'''

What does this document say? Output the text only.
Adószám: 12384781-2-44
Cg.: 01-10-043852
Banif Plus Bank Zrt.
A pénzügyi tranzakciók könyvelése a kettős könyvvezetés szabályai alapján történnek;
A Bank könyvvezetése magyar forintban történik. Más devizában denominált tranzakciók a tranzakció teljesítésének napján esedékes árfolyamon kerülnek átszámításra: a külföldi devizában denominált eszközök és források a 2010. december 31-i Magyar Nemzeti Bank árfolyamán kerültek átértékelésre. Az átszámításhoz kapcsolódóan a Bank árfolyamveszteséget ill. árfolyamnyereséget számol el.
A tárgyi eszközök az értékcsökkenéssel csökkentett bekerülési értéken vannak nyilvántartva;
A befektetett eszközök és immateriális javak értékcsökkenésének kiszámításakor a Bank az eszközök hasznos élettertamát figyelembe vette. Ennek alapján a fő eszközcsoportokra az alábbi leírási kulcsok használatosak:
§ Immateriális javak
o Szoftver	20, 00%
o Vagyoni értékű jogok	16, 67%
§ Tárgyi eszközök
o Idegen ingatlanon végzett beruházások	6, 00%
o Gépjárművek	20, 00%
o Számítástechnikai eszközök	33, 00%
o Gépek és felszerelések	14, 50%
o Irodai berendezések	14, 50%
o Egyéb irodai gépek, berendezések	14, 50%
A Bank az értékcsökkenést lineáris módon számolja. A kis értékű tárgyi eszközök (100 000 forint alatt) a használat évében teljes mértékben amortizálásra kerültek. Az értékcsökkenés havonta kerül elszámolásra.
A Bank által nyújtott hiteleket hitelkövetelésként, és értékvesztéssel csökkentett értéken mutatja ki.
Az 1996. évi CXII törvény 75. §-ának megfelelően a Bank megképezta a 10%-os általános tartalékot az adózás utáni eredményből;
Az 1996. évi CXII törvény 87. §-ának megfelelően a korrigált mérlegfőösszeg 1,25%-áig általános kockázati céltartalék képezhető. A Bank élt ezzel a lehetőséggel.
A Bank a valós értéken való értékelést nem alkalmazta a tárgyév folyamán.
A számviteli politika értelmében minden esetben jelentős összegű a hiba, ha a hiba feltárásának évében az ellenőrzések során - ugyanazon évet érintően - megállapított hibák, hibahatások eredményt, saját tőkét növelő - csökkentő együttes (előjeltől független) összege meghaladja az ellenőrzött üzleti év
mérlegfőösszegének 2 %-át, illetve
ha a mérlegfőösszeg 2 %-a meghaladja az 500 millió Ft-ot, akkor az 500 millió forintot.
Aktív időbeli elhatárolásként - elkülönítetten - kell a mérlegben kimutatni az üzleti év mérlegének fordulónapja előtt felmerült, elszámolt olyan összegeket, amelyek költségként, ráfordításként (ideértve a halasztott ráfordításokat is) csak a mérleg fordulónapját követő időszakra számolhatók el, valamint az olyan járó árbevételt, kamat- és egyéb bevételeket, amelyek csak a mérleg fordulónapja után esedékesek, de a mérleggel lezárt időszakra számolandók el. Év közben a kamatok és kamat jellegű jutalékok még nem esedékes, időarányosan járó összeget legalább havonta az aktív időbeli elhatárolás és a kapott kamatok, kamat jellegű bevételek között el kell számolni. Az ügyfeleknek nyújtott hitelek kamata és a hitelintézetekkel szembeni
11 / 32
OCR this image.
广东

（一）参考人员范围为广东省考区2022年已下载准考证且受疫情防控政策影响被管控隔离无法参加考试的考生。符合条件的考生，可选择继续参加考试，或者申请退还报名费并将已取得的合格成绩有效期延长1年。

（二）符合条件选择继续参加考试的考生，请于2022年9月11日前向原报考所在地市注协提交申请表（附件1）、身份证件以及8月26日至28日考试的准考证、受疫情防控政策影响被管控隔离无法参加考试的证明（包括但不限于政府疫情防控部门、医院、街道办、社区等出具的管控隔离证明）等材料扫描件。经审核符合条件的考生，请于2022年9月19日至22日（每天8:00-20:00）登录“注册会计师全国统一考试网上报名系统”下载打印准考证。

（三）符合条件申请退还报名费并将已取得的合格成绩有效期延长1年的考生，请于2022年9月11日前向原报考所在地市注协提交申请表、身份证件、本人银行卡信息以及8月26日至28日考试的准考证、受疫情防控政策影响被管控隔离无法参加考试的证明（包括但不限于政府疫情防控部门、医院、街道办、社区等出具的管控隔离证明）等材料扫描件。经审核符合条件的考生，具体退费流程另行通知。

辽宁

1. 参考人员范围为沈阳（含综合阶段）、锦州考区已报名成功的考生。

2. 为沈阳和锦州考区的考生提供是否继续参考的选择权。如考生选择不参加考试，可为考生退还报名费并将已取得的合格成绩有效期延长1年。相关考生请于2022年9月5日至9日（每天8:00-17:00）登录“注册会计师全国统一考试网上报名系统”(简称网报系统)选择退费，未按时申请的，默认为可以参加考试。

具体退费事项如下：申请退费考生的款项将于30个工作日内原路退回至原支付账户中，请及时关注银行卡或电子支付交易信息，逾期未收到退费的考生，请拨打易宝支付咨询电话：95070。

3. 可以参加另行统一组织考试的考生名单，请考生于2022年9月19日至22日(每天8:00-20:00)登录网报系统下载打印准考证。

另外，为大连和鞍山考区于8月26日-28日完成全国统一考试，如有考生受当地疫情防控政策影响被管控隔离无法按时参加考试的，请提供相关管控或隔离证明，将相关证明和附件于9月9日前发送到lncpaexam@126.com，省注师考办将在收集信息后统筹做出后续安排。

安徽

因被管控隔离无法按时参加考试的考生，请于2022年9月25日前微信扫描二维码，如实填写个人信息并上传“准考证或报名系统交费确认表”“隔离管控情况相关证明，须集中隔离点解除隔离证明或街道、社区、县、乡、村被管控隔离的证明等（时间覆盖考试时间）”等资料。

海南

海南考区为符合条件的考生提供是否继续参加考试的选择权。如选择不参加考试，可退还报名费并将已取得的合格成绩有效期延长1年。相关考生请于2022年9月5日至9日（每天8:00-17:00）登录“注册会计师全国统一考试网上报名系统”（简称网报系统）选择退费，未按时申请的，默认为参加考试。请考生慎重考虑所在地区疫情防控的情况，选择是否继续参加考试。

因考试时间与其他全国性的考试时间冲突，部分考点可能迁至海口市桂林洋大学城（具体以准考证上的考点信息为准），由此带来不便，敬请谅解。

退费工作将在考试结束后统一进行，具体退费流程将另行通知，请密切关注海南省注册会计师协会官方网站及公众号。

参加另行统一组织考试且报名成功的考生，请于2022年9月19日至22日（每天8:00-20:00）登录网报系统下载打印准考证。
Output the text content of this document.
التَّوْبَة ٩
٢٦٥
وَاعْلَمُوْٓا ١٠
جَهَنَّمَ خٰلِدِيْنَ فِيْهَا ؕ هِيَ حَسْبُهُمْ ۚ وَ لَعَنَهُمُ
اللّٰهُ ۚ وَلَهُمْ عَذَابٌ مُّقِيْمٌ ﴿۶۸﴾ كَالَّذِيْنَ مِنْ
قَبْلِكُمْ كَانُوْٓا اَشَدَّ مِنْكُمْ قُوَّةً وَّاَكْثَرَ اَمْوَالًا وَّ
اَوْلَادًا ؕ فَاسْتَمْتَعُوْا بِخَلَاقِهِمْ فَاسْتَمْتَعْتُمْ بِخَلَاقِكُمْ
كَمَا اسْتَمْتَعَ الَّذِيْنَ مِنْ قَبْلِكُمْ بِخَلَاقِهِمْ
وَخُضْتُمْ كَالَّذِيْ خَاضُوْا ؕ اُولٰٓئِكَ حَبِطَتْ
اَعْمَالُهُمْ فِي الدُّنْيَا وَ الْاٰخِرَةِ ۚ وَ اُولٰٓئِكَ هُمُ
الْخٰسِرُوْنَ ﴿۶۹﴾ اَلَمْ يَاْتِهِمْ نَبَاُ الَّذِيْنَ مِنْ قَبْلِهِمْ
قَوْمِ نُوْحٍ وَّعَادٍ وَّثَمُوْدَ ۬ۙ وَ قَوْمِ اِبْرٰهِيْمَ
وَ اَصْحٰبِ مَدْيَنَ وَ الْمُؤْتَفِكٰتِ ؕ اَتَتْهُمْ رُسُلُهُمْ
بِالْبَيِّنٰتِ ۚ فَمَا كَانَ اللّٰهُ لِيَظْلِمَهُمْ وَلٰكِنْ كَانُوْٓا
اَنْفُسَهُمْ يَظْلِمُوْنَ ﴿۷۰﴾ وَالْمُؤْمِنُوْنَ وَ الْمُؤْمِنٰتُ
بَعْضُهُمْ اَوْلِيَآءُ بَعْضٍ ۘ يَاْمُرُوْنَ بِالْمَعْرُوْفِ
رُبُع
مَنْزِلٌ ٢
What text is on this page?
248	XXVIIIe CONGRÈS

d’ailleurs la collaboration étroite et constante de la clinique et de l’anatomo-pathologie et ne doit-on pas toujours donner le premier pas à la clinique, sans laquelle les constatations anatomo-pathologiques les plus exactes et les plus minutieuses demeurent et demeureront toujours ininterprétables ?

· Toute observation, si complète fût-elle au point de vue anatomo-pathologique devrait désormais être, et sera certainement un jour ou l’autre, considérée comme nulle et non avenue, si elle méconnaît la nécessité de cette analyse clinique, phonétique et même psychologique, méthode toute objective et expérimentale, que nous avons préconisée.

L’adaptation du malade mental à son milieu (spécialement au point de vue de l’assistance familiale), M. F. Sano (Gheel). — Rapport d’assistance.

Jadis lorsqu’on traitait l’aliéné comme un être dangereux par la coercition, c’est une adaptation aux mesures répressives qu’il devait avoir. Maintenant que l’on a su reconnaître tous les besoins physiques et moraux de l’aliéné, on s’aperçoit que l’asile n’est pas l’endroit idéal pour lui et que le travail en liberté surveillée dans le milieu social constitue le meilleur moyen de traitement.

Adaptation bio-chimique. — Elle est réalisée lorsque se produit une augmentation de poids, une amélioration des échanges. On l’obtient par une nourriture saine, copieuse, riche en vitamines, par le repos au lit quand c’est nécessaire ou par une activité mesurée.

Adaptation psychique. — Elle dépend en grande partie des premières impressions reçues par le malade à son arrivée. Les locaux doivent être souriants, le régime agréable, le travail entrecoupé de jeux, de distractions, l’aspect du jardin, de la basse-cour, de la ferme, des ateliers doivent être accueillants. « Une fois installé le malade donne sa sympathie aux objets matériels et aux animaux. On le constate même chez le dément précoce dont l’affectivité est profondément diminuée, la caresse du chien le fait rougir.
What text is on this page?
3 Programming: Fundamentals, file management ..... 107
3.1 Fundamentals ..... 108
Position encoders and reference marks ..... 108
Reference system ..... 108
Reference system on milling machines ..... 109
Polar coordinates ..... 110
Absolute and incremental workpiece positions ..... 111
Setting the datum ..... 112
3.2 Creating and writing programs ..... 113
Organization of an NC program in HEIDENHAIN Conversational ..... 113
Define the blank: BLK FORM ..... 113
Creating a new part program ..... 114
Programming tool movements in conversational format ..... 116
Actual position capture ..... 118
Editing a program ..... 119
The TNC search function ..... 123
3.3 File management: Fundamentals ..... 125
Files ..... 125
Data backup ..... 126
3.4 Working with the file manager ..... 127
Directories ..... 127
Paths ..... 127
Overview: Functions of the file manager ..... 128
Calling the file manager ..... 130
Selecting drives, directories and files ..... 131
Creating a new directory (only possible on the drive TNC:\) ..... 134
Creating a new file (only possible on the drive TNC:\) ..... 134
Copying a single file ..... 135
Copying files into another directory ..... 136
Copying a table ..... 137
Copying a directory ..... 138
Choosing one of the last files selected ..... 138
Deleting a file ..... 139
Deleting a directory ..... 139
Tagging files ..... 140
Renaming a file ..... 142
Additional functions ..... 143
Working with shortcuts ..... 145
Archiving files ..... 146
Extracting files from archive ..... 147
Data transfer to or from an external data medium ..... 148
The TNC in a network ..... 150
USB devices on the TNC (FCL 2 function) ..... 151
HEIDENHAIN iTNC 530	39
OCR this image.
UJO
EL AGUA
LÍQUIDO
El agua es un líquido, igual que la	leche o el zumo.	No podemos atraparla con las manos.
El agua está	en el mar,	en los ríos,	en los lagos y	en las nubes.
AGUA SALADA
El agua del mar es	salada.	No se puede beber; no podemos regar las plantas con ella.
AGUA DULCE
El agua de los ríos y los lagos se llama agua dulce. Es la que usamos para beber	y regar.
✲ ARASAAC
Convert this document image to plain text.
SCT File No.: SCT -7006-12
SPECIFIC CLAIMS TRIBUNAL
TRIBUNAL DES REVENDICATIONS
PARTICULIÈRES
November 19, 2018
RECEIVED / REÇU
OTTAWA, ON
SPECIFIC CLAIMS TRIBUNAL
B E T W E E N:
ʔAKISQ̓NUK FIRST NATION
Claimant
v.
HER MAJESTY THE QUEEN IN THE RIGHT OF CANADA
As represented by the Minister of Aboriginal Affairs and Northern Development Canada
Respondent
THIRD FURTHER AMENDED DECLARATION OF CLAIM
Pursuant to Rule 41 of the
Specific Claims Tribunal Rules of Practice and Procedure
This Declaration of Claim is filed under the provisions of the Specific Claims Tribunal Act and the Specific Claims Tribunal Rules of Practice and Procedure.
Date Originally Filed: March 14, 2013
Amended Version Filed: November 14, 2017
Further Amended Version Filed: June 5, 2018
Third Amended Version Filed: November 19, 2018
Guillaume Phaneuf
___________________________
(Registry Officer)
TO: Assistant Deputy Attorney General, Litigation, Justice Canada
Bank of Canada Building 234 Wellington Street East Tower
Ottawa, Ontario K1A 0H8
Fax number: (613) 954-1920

'''

### DIRECTIVE
Search the entries for the word "Practice" and pick out every line that holds it.

### RESPONSE FOR THIS EXERCISE
Specific Claims Tribunal Rules of Practice and Procedure
This Declaration of Claim is filed under the provisions of the Specific Claims Tribunal Act and the Specific Claims Tribunal Rules of Practice and Procedure.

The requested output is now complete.